## Written task A
Quote the Raptors passage from "He wasn’t alone" up to and including "round table post.".

— start of Passage provided —

Before the start of this season, a group of Raptors HQ staffers took part in a grand annual tradition — our preseason round table.
Let’s take a look at what our dearly departed purveyor of cartoon hogs, Harsh Dave, had to say when asked what his definition of success in 2017-18 would be.
“Win a round, cross the 50 win plateau, show some semblance of growth. Honestly, the team result for the Raptors shouldn’t be all that surprising this year. We know what they are. Success for me is unproven individual parts on this team showing they can keep this train chugging along.”
No “title or bust,” proclamations, no desire for a rise to the top of the conference or a historically good NET Rating. All Harsh was looking for from this season was some good old fashioned relevance and modest post-season success.
He wasn’t alone in his relaxed expectations. This is a website by Raptors fans, for Raptors fans, so naturally the tone leans slightly more optimistic than more mainstream outlets, particularly when it comes to pre-season wish-casting. Our staffers weren’t thinking along the lines of Vegas oddsmakers, who had the Raptors pegged for something like 48 win this year. But no one — not even the most optimistic among us — was anticipating a 59-win season that would see a successful stylistic overhaul and ascension into the national spotlight (seriously, different members of the Raptors got the Woj, Lee Jenkins and Zach Lowe treatment this year — the “no one’s paying attention to us” narrative is done).
Here’s Daniel Hackett, one of the most reason-and-logic adhering dudes on the site, predicting how the season would play out later on in the round table post.

— end of Passage provided —
— start of Task inputs —

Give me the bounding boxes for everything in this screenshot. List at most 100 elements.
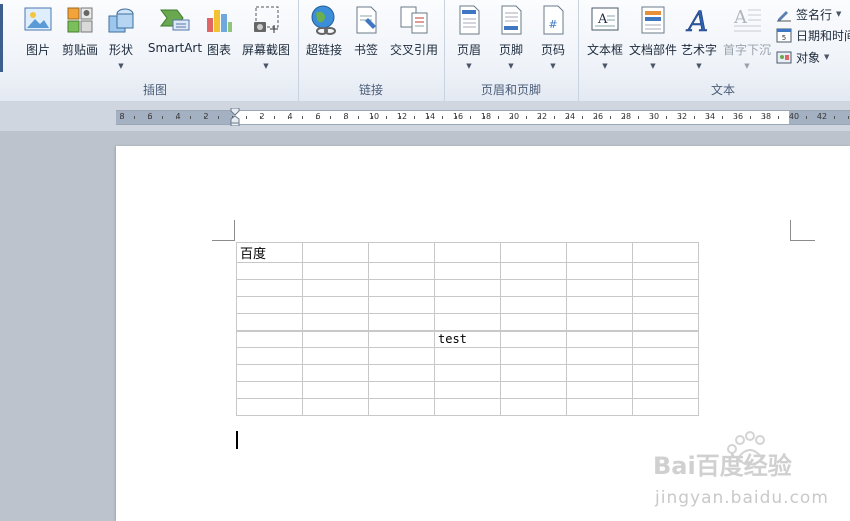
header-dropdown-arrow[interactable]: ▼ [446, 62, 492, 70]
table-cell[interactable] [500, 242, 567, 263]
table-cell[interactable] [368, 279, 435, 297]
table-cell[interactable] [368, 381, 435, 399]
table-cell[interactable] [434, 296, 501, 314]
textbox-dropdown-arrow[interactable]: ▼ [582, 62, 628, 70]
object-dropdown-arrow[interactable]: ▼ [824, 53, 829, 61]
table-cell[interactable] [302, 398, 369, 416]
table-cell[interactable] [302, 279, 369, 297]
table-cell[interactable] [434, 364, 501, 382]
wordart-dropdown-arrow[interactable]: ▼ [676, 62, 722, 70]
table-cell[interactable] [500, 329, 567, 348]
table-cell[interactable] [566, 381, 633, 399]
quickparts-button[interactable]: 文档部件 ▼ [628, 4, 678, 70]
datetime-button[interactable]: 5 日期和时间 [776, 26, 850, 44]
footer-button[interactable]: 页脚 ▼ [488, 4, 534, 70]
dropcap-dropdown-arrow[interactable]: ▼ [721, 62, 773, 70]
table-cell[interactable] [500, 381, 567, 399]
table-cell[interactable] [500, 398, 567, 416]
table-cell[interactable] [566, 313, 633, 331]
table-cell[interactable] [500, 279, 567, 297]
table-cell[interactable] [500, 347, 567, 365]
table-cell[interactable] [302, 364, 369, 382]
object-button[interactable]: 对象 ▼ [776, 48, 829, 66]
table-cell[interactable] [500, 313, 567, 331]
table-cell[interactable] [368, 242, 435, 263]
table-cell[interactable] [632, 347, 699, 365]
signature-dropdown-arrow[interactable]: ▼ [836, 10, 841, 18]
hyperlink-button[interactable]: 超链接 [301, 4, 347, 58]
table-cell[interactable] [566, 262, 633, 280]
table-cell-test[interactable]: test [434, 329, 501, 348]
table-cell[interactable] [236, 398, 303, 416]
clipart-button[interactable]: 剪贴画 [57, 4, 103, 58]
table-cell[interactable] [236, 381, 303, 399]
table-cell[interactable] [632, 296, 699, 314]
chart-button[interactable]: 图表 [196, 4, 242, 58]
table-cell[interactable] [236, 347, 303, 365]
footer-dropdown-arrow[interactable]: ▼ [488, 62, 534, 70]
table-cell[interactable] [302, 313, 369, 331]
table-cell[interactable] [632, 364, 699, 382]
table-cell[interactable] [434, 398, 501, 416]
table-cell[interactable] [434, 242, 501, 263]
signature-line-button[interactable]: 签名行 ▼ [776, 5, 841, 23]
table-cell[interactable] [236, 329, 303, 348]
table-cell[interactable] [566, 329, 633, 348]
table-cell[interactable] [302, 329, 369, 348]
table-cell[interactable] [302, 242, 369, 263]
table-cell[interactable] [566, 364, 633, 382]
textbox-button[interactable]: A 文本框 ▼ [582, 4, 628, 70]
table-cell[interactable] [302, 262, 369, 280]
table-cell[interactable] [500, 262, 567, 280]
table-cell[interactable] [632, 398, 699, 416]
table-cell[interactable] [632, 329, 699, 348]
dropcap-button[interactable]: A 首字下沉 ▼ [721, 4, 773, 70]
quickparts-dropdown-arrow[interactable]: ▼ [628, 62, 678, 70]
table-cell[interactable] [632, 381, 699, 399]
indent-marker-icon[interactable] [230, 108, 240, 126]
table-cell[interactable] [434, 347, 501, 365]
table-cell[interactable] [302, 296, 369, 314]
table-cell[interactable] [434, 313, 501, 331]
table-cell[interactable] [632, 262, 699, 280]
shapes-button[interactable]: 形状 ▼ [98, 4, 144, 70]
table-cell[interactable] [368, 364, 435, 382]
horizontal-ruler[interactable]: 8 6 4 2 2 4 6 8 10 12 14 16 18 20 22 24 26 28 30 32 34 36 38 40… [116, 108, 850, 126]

— end of Task inputs —

## Written task B
Put the rows from the line with "header-dropdown-arrow[interactable]: ▼ [446, 62, 492, 70]" up to and including the line with "wordart-dropdown-arrow[interactable]: ▼ [676, 62, 722, 70]" into a JSON list of strings with one string per line, leaving out any blank lines.

## Correct answer A
He wasn’t alone in his relaxed expectations. This is a website by Raptors fans, for Raptors fans, so naturally the tone leans slightly more optimistic than more mainstream outlets, particularly when it comes to pre-season wish-casting. Our staffers weren’t thinking along the lines of Vegas oddsmakers, who had the Raptors pegged for something like 48 win this year. But no one — not even the most optimistic among us — was anticipating a 59-win season that would see a successful stylistic overhaul and ascension into the national spotlight (seriously, different members of the Raptors got the Woj, Lee Jenkins and Zach Lowe treatment this year — the “no one’s paying attention to us” narrative is done).
Here’s Daniel Hackett, one of the most reason-and-logic adhering dudes on the site, predicting how the season would play out later on in the round table post.

## Correct answer B
[
  "header-dropdown-arrow[interactable]: ▼ [446, 62, 492, 70]",
  "table-cell[interactable] [500, 242, 567, 263]",
  "table-cell[interactable] [368, 279, 435, 297]",
  "table-cell[interactable] [368, 381, 435, 399]",
  "table-cell[interactable] [434, 296, 501, 314]",
  "textbox-dropdown-arrow[interactable]: ▼ [582, 62, 628, 70]",
  "object-dropdown-arrow[interactable]: ▼ [824, 53, 829, 61]",
  "table-cell[interactable] [302, 398, 369, 416]",
  "table-cell[interactable] [302, 279, 369, 297]",
  "table-cell[interactable] [434, 364, 501, 382]",
  "wordart-dropdown-arrow[interactable]: ▼ [676, 62, 722, 70]"
]